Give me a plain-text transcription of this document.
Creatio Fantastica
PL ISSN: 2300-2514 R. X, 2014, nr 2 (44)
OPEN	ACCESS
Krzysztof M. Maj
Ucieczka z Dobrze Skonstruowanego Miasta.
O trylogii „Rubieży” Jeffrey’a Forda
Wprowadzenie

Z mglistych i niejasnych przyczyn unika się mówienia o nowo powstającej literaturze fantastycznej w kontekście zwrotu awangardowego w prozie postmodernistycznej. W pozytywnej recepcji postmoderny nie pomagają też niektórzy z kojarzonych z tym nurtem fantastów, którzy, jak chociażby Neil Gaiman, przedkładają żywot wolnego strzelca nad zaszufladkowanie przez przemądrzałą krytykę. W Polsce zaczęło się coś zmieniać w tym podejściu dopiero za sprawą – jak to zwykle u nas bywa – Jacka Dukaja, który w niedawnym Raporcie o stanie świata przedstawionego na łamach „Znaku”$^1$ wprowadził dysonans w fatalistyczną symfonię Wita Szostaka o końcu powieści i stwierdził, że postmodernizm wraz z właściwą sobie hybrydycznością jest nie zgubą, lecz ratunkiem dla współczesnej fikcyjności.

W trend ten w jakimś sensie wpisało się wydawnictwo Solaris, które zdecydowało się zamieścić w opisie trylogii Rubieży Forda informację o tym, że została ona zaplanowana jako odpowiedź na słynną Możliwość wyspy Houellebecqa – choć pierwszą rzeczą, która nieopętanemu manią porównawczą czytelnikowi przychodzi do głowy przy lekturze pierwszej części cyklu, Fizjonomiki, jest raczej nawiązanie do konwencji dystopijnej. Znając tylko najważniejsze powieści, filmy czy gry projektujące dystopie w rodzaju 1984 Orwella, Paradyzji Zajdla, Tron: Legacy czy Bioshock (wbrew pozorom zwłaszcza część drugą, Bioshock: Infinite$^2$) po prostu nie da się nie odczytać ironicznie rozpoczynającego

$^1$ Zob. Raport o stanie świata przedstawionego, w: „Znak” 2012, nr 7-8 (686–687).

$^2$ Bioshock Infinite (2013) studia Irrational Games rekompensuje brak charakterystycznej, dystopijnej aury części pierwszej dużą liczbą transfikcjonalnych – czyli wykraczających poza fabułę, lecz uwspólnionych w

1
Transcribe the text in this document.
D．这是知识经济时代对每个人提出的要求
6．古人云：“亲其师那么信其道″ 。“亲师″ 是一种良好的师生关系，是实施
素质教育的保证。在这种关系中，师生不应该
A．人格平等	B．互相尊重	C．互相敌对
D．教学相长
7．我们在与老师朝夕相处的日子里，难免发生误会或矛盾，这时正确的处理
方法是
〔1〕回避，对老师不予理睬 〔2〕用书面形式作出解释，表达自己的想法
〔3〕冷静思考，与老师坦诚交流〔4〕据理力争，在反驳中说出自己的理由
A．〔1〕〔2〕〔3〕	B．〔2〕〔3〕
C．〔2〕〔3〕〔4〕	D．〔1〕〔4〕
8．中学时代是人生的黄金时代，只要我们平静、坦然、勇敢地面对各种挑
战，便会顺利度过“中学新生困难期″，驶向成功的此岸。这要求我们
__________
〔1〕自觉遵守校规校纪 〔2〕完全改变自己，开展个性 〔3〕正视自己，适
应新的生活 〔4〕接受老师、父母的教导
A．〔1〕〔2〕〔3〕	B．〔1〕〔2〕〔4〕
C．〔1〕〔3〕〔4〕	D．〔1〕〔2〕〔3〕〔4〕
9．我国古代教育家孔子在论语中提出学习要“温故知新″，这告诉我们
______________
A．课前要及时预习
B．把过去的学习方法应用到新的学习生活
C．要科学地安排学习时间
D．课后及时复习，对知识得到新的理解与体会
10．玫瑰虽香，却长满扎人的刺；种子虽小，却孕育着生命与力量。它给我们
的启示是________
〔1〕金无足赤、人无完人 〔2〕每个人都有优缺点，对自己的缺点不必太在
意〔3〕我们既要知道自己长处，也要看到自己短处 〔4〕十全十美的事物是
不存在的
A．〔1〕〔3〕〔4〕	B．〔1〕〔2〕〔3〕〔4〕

## Exercise
Filter the records above and return every line that holds the word "text".

## Solved exercise
Give me a plain-text transcription of this document.
Transcribe the text in this document.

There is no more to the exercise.